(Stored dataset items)

= = = =

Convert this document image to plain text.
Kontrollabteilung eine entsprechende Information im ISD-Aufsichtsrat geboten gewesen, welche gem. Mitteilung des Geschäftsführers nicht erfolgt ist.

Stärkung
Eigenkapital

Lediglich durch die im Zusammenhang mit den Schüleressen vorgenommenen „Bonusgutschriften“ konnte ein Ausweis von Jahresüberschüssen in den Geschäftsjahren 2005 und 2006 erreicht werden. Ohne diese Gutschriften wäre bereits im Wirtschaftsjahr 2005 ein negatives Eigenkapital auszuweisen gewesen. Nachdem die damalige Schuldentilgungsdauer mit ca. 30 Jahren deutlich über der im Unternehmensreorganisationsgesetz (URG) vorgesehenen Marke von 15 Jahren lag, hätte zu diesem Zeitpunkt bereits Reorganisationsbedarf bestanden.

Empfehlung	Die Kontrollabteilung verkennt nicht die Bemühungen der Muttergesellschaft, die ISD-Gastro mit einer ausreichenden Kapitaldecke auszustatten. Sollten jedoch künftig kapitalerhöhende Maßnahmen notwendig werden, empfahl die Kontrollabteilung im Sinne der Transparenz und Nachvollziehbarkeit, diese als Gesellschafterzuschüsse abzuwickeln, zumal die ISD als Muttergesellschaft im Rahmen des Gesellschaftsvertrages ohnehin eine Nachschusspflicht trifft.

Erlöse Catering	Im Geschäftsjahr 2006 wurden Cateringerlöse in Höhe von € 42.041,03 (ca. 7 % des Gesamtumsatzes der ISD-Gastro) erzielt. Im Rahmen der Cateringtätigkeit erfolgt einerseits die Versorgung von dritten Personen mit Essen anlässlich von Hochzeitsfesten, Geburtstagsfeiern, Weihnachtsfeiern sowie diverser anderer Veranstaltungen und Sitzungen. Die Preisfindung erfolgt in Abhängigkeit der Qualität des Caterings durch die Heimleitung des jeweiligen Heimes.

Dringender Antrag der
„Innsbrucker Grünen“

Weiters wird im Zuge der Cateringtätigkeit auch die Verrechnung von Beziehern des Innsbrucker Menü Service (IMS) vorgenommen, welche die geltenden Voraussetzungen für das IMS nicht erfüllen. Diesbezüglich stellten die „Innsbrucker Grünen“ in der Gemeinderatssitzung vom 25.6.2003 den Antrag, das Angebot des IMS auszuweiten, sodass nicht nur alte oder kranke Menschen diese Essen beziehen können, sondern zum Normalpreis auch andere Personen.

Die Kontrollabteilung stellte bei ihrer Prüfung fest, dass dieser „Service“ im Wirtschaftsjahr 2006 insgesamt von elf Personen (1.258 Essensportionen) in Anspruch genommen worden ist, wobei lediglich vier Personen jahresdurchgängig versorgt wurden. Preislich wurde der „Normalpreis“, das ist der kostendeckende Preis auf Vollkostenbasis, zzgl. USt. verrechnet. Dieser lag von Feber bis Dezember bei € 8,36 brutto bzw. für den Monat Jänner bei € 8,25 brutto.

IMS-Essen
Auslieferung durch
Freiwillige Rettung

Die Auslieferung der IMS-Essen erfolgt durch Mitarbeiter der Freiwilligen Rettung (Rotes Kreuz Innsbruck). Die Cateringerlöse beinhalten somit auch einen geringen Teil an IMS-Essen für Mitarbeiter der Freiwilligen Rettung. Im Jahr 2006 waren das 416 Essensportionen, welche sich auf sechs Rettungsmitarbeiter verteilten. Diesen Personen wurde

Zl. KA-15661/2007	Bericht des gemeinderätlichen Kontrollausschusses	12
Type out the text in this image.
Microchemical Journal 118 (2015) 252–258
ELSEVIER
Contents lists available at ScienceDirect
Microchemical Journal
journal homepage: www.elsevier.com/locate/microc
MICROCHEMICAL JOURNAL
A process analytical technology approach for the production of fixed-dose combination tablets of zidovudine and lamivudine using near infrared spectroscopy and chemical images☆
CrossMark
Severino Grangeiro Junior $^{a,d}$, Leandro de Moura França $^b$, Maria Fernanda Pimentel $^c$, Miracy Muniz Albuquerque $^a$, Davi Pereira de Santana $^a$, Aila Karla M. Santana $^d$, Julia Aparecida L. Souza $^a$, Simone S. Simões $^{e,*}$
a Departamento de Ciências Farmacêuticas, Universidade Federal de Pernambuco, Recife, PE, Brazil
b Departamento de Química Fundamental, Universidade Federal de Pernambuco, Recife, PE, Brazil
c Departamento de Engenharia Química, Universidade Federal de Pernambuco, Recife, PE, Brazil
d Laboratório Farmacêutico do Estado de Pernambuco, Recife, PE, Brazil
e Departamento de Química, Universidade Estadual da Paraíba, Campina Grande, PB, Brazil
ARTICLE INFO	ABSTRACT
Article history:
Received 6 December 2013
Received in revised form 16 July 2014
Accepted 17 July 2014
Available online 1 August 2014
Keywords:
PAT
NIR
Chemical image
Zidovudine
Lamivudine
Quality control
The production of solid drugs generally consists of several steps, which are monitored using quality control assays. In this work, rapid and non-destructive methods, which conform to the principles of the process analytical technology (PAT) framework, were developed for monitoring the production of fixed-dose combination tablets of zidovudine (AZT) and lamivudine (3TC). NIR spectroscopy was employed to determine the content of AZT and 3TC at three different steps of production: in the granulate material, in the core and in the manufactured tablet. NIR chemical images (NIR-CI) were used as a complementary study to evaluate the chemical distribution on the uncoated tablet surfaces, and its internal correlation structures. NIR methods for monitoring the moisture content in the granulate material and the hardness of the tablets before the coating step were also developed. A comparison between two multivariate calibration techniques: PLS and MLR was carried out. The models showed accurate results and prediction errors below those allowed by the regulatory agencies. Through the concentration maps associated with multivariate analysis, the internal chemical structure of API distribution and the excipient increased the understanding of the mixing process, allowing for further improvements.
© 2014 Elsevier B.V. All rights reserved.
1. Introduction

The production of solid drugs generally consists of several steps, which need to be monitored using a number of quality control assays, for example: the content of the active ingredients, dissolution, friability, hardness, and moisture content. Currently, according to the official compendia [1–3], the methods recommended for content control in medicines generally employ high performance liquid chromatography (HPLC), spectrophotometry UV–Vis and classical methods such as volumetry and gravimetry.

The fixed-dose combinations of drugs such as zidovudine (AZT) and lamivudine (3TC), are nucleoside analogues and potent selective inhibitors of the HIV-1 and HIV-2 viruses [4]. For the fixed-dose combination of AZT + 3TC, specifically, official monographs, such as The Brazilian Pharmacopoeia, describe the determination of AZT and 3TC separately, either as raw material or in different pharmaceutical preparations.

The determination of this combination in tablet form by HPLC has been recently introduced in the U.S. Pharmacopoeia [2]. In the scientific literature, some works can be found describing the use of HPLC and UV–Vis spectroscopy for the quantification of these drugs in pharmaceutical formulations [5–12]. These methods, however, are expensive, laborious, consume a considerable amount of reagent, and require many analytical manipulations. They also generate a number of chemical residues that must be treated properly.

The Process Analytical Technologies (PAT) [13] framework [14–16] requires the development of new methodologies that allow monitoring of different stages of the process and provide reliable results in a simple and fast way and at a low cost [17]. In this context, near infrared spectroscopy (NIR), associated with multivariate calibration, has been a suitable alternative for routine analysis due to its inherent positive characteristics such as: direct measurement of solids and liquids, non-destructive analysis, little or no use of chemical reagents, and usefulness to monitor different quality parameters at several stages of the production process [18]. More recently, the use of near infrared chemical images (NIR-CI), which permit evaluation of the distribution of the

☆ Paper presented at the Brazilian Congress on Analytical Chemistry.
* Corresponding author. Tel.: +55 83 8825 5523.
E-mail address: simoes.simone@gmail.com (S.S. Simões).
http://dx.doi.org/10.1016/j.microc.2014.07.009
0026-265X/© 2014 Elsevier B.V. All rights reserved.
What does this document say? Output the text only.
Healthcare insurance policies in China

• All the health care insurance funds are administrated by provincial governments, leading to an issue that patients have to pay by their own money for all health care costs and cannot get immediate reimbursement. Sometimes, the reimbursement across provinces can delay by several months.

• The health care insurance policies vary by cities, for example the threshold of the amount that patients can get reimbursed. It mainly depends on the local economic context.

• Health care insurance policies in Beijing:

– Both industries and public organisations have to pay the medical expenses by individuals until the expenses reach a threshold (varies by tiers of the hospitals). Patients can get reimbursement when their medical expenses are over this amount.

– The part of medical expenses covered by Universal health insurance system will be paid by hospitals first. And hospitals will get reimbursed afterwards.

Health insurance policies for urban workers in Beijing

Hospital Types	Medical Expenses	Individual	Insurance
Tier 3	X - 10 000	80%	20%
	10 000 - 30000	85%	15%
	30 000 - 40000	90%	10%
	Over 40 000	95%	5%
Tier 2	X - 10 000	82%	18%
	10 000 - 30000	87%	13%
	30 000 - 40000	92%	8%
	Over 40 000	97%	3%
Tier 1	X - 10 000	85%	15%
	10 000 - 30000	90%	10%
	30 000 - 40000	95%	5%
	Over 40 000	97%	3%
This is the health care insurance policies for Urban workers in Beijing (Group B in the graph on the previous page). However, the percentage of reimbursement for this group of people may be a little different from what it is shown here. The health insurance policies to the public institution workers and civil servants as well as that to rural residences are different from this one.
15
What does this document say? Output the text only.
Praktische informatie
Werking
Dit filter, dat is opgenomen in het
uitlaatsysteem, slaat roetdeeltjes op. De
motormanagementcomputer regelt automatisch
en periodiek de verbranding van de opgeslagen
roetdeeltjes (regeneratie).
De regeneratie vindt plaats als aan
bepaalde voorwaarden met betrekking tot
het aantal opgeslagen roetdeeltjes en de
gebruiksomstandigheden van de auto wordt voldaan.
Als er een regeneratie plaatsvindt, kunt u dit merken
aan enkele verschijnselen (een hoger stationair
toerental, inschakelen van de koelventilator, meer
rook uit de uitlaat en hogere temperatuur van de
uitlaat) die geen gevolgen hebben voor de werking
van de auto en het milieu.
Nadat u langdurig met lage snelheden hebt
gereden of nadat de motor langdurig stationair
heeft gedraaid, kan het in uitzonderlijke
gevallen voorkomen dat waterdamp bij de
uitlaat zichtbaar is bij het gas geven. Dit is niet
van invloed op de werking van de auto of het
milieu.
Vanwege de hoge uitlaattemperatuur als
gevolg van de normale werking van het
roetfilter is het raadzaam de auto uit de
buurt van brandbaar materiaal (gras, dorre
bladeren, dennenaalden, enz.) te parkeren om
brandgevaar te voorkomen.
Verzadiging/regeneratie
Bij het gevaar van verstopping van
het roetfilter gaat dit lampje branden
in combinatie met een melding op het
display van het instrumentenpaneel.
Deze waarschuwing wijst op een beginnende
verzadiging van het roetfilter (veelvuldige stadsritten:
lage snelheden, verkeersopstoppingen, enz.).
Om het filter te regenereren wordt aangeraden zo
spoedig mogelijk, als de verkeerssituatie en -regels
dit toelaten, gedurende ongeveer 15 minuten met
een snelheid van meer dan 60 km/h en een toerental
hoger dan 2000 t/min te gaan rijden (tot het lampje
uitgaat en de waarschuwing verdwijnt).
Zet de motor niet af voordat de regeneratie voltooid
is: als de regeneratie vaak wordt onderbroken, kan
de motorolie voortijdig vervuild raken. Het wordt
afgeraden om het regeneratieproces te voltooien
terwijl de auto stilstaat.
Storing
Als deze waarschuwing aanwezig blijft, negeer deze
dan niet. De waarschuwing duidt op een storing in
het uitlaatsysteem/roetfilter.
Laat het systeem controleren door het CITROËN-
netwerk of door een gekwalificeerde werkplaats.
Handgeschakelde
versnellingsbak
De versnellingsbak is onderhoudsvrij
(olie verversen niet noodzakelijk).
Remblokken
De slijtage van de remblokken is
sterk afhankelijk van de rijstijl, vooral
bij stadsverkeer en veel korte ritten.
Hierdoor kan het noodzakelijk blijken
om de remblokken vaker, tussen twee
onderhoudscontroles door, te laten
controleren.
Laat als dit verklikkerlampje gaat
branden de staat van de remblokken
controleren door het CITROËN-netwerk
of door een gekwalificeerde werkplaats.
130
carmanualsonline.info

= = = =

Brief: All lines with the string "werkplaats" must be copied from the data.

Result of the exercise:
netwerk of door een gekwalificeerde werkplaats.
of door een gekwalificeerde werkplaats.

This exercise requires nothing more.